◆ **Prompt**
Pick out all lines of the entries that include the word "olives" and copy them.
━━━━━━━━━━━━━━━━
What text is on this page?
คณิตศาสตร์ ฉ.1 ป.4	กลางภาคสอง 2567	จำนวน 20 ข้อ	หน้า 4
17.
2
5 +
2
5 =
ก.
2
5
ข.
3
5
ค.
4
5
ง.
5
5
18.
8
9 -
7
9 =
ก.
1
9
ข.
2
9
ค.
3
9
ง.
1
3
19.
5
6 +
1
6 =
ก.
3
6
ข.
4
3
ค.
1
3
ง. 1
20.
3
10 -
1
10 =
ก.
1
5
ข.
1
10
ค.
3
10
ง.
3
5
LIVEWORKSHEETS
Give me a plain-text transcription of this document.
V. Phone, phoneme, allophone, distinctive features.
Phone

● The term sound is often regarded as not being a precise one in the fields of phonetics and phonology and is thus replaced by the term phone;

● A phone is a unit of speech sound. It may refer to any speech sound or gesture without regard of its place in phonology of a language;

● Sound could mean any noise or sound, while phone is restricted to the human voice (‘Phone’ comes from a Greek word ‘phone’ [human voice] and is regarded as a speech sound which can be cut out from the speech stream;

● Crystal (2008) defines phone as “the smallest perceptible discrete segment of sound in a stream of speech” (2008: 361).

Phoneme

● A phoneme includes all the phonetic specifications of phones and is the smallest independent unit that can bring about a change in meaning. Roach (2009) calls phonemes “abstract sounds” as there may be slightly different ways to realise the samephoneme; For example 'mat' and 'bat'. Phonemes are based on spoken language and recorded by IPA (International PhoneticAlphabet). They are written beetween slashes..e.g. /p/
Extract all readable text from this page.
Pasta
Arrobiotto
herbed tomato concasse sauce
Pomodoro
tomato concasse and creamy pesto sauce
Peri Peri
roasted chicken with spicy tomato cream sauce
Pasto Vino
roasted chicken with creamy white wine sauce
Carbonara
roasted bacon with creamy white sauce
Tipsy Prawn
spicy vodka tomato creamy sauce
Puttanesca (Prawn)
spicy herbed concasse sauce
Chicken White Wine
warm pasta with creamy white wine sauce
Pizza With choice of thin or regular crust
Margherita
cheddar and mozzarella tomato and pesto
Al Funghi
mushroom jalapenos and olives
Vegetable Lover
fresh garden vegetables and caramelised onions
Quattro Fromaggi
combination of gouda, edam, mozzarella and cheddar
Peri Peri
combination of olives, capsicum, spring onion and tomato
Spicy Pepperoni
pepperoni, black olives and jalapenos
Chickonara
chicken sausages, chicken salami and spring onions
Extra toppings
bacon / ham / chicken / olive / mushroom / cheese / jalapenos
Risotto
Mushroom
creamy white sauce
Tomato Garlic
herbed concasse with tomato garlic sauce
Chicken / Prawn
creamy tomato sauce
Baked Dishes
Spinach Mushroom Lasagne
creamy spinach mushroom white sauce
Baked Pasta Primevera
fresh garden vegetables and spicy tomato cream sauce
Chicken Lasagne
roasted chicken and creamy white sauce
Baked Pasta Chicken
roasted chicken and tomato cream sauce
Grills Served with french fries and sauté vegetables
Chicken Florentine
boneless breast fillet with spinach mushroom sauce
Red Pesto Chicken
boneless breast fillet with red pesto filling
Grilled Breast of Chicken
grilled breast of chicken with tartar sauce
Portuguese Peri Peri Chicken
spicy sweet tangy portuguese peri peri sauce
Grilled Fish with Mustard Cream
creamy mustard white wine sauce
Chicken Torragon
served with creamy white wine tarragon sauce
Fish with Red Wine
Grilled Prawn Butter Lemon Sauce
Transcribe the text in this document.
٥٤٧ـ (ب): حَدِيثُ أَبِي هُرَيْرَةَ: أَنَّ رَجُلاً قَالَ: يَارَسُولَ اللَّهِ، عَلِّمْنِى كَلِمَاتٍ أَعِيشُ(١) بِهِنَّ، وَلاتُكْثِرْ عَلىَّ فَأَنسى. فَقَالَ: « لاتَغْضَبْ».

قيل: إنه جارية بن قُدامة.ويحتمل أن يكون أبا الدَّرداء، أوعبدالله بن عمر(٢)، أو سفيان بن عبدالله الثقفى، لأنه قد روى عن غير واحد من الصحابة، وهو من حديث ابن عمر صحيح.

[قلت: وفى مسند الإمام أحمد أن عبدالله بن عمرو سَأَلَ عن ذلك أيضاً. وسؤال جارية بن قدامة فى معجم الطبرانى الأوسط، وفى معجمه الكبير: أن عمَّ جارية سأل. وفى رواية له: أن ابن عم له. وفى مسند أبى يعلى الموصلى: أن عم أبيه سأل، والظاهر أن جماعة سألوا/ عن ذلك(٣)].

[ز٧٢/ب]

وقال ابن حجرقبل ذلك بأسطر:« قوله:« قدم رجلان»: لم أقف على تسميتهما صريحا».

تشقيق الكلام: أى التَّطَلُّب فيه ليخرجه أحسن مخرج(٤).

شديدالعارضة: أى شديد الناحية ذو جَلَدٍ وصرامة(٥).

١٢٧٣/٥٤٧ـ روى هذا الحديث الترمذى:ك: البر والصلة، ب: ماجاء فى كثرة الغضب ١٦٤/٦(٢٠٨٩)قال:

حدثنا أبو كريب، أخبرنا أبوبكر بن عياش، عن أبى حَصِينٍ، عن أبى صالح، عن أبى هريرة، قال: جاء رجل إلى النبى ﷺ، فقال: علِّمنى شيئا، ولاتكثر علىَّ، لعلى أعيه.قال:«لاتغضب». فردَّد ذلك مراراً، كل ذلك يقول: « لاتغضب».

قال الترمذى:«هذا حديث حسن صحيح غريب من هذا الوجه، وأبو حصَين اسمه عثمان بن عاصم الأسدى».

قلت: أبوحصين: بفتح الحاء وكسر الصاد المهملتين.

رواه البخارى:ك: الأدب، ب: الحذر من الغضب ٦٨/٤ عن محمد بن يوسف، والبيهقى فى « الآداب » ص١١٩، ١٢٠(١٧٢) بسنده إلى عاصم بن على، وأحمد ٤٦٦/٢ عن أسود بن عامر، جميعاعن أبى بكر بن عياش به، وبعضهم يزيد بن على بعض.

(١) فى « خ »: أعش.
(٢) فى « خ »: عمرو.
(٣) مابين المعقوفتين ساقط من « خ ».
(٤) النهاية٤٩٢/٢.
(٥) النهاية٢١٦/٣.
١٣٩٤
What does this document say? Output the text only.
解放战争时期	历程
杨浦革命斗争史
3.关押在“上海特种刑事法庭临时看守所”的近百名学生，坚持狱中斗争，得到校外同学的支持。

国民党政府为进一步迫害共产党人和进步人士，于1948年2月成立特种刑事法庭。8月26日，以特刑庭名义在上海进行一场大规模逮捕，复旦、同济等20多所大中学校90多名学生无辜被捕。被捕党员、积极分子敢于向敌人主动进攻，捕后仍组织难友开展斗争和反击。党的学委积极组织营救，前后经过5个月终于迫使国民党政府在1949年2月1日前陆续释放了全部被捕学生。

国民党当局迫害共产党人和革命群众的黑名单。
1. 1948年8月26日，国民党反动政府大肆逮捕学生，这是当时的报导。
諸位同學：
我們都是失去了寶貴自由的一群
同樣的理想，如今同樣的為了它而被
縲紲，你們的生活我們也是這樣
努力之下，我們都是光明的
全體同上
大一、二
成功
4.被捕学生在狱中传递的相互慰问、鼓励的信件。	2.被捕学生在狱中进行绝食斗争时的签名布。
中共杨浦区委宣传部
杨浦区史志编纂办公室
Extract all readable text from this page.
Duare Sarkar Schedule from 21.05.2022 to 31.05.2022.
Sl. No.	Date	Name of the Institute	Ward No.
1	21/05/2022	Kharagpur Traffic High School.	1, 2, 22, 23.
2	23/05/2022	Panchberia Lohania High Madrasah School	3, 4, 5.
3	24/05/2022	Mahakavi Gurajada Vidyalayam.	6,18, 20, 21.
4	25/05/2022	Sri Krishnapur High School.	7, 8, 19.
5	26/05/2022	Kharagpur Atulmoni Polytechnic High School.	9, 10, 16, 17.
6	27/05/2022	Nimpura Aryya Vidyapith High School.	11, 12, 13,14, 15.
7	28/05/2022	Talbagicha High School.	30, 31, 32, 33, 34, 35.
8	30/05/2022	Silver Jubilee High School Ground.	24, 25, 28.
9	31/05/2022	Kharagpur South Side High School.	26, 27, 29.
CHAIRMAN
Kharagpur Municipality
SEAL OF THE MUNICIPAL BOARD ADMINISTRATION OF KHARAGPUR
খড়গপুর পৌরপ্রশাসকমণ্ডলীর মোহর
━━━━━━━━━━━━━━━━
◆ **Solution to this exercise**
mushroom jalapenos and olives
combination of olives, capsicum, spring onion and tomato
pepperoni, black olives and jalapenos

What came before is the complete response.